## Extracted entries
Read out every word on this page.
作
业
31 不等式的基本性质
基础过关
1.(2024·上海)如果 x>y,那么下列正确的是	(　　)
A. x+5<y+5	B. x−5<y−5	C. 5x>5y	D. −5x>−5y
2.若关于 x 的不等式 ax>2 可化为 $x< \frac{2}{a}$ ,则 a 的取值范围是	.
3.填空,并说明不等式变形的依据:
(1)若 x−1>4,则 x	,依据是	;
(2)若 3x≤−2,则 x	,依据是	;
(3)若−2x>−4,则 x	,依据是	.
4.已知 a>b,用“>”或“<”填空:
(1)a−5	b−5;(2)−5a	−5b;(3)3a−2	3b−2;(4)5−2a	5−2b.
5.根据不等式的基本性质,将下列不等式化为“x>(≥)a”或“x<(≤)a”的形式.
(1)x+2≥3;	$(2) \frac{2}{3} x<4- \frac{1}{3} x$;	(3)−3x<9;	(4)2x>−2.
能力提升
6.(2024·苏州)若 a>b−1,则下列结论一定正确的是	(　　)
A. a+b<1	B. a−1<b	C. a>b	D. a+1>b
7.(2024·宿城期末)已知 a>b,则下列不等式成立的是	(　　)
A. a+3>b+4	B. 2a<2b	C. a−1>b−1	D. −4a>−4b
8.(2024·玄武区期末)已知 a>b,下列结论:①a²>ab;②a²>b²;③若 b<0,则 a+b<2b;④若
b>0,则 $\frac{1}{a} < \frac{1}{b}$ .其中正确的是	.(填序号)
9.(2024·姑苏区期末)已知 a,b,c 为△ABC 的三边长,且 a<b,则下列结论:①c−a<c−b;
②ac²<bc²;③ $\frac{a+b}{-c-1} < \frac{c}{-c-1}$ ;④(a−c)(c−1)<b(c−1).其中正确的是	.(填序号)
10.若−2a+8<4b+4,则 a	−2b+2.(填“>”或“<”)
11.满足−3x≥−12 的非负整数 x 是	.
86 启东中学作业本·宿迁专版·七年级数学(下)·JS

## To be done
Every line above that contains the word "frac" should be reported.

## Complete output
2.若关于 x 的不等式 ax>2 可化为 $x< \frac{2}{a}$ ,则 a 的取值范围是	.
(1)x+2≥3;	$(2) \frac{2}{3} x<4- \frac{1}{3} x$;	(3)−3x<9;	(4)2x>−2.
b>0,则 $\frac{1}{a} < \frac{1}{b}$ .其中正确的是	.(填序号)
②ac²<bc²;③ $\frac{a+b}{-c-1} < \frac{c}{-c-1}$ ;④(a−c)(c−1)<b(c−1).其中正确的是	.(填序号)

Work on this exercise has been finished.